» GIVEN PROBLEM
Check each line of the listing below for the string "this", and copy the ones that have it.

» EXTRACTED MATERIAL
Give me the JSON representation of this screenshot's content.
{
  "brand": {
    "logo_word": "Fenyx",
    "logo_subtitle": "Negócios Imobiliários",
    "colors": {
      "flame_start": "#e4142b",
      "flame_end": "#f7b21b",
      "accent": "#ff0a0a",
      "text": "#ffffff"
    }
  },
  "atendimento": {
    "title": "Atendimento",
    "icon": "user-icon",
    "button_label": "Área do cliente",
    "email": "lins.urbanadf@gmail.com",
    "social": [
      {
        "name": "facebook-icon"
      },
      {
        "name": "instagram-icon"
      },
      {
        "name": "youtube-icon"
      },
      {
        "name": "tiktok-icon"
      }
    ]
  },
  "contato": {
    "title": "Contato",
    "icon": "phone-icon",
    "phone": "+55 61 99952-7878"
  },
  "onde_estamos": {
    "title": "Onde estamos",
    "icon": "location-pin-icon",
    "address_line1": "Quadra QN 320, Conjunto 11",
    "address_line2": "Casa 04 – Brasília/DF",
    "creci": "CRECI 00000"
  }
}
---
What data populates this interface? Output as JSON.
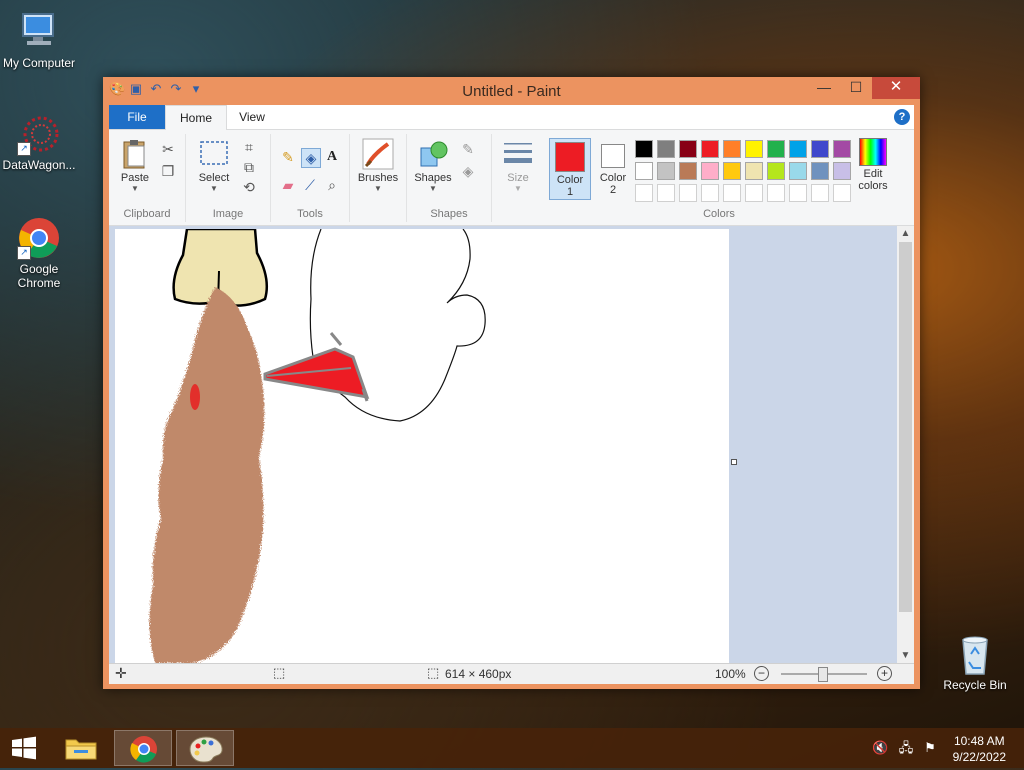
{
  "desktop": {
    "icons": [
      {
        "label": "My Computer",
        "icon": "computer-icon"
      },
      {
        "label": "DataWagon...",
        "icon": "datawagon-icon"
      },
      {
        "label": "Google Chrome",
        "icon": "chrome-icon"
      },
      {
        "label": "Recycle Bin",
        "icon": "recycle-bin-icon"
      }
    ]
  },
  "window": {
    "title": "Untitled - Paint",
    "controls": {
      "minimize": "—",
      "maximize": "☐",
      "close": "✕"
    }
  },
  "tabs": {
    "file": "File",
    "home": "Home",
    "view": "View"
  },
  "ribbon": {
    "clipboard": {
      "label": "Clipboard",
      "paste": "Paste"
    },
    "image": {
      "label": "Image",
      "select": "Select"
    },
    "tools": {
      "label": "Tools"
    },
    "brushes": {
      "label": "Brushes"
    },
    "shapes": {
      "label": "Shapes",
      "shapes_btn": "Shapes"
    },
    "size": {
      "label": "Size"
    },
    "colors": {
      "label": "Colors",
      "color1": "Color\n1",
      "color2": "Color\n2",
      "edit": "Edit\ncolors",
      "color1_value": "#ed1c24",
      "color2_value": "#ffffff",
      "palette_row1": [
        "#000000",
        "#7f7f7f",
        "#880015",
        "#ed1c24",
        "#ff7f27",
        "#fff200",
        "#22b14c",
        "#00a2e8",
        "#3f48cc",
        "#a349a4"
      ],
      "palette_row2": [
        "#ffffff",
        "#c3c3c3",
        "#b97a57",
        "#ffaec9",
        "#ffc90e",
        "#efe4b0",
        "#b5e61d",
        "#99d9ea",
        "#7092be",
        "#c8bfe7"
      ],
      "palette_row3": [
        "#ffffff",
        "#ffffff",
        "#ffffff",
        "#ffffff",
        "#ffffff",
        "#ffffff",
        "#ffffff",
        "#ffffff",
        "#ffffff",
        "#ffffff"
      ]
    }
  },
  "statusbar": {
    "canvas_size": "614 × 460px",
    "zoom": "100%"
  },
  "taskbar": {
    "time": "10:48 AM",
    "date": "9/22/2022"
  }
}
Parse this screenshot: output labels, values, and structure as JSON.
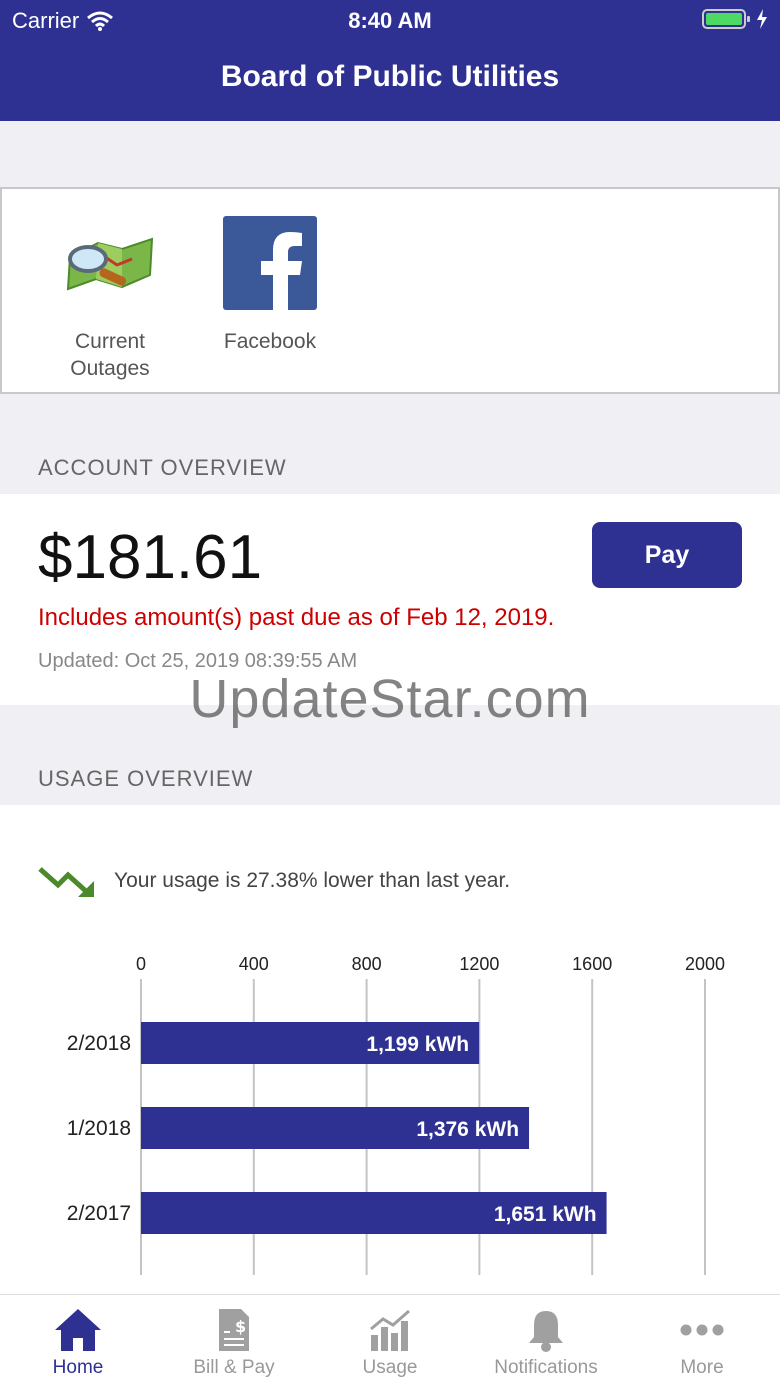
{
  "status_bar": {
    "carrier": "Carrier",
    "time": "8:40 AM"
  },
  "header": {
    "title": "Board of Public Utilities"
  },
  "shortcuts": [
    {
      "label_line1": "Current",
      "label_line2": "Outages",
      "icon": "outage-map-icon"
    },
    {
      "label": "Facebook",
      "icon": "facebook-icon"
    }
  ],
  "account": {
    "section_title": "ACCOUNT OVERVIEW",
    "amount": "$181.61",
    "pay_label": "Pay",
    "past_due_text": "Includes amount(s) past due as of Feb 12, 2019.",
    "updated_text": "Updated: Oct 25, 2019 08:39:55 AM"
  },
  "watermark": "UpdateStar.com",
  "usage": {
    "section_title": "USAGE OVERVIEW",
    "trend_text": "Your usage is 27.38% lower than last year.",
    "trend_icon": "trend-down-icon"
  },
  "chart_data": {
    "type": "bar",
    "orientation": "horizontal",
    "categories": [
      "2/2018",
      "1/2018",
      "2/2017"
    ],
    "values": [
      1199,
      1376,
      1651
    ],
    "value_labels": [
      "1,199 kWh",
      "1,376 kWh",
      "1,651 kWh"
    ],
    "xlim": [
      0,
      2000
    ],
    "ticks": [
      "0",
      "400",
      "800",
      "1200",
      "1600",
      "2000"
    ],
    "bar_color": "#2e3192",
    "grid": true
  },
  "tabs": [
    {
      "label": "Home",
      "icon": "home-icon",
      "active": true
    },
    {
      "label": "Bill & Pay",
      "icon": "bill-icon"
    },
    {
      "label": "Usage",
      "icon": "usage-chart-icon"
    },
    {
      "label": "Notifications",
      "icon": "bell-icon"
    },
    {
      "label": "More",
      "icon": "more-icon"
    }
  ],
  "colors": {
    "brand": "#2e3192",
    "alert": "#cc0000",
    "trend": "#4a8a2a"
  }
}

» THE RESULT
Give me the JSON representation of this screenshot's content.
What data populates this interface? Output as JSON.
Parse this screenshot: output labels, values, and structure as JSON.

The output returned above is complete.